Input records —
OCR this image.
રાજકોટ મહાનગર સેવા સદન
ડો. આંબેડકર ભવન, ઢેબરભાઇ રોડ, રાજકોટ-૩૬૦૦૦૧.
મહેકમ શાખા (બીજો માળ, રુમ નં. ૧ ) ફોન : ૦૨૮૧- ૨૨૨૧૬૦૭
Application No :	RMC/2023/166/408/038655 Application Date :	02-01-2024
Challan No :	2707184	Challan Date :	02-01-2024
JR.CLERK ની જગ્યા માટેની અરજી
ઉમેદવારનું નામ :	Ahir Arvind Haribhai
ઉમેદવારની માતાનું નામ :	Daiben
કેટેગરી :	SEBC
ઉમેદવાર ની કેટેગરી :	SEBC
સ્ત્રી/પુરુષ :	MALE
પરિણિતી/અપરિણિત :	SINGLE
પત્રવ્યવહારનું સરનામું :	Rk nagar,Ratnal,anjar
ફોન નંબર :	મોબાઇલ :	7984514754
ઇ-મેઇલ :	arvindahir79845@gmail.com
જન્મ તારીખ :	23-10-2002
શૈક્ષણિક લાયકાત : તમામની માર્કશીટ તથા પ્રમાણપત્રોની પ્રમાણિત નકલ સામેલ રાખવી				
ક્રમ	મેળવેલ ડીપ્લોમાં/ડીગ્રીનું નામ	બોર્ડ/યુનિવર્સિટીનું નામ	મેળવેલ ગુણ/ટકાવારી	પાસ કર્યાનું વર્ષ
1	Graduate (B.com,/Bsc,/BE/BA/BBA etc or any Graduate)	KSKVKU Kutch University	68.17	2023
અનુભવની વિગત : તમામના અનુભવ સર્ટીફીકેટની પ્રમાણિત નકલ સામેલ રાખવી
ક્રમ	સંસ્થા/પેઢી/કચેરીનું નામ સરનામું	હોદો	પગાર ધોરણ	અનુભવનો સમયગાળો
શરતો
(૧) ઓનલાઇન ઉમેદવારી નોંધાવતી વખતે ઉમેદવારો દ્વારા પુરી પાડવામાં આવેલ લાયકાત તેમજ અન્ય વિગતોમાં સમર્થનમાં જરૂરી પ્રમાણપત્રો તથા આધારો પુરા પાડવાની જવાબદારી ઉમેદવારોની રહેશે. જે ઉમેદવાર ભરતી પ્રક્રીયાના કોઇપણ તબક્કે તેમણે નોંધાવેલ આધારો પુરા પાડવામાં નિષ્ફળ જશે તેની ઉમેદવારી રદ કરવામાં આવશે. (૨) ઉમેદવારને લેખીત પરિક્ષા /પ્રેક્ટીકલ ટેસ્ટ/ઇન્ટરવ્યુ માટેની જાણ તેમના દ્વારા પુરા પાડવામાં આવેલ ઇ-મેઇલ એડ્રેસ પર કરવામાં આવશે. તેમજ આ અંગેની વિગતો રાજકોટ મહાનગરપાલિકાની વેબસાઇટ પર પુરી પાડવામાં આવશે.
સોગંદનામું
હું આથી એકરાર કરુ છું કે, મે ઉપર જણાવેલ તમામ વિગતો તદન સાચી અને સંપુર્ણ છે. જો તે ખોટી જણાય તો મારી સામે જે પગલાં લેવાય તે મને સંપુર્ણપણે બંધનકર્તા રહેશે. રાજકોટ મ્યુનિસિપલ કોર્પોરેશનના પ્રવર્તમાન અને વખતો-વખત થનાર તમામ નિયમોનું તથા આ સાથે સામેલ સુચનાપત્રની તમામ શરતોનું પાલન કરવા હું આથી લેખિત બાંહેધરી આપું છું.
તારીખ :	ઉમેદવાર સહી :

--

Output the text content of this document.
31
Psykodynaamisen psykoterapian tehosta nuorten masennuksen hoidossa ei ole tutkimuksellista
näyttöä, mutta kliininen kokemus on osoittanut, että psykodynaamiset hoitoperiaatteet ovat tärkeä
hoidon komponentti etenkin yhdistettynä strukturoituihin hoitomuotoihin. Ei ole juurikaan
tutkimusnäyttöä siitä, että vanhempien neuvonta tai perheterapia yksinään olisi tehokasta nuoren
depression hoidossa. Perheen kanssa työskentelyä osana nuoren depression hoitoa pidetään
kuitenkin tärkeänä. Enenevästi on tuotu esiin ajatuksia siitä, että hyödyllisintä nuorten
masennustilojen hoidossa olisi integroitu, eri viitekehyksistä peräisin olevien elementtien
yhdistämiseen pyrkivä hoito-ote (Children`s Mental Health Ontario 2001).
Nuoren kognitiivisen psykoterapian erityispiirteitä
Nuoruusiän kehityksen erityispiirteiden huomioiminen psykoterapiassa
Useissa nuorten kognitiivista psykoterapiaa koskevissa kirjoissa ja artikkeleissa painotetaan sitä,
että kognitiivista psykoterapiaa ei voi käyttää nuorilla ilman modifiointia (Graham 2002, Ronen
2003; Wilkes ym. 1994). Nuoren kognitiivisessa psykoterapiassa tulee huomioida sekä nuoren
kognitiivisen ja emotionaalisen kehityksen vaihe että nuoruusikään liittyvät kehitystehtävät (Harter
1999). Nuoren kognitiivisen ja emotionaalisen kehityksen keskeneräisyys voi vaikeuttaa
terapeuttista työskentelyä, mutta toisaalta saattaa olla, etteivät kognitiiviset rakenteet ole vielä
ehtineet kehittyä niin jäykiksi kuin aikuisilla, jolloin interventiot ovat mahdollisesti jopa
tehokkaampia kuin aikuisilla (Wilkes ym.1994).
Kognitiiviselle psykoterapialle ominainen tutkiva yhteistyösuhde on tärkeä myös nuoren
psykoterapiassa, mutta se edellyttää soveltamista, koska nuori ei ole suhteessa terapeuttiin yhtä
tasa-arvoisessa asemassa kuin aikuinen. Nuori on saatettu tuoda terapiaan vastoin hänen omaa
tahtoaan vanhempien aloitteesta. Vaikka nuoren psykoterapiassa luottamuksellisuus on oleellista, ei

---

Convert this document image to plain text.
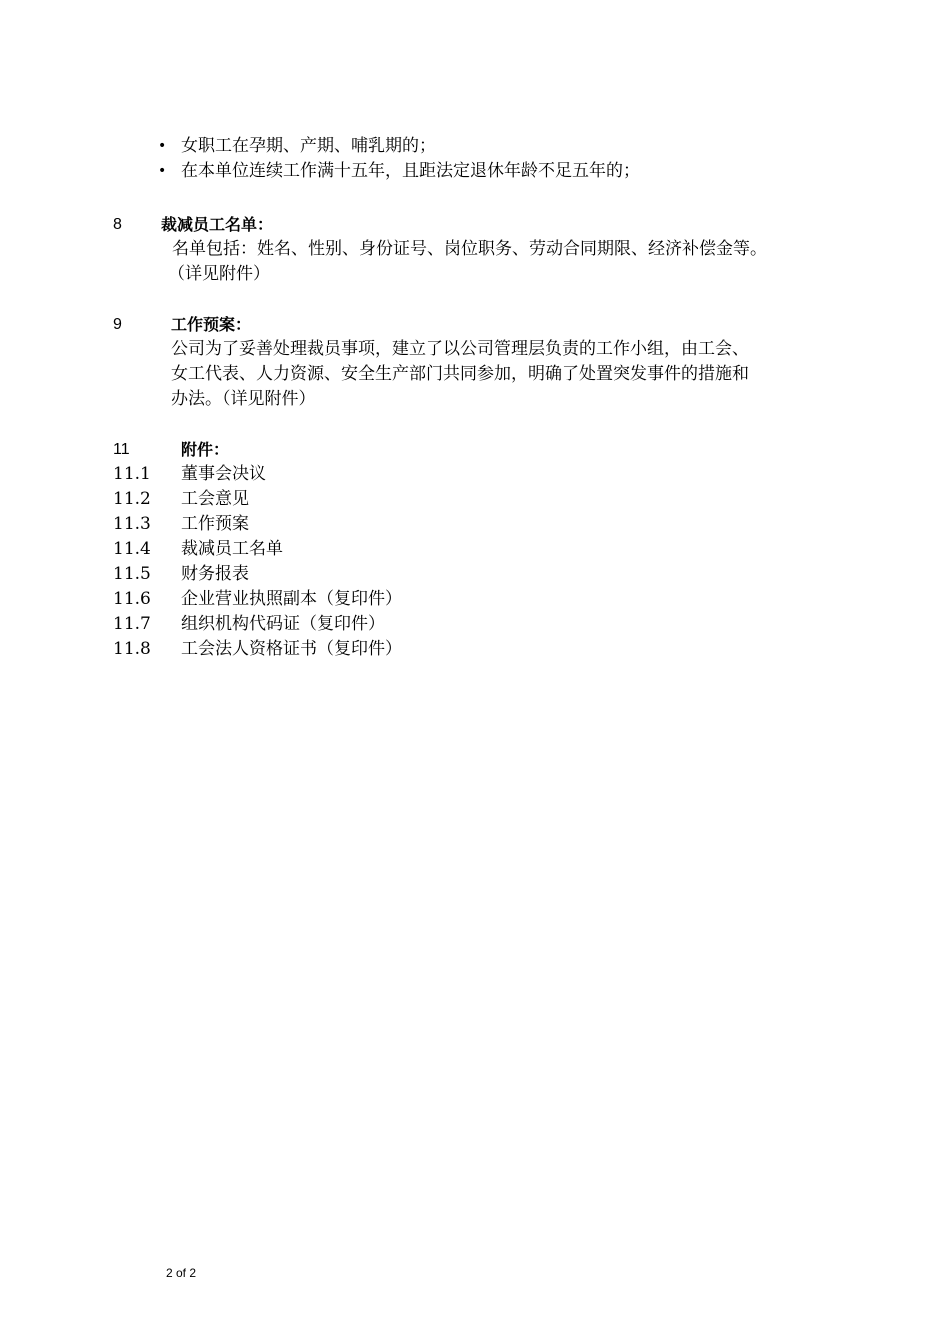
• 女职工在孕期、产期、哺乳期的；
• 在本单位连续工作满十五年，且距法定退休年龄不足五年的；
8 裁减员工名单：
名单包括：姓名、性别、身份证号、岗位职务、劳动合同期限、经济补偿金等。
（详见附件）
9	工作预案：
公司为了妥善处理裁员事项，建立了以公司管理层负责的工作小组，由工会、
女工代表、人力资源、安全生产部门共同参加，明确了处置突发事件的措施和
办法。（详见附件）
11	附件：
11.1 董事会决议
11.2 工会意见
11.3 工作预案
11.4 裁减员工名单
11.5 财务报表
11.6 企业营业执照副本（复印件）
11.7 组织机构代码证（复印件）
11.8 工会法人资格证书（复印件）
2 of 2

Task brief — Take each line containing the string "kognitiivista" and copy it out.

Answer to the task —
Useissa nuorten kognitiivista psykoterapiaa koskevissa kirjoissa ja artikkeleissa painotetaan sitä,
että kognitiivista psykoterapiaa ei voi käyttää nuorilla ilman modifiointia (Graham 2002, Ronen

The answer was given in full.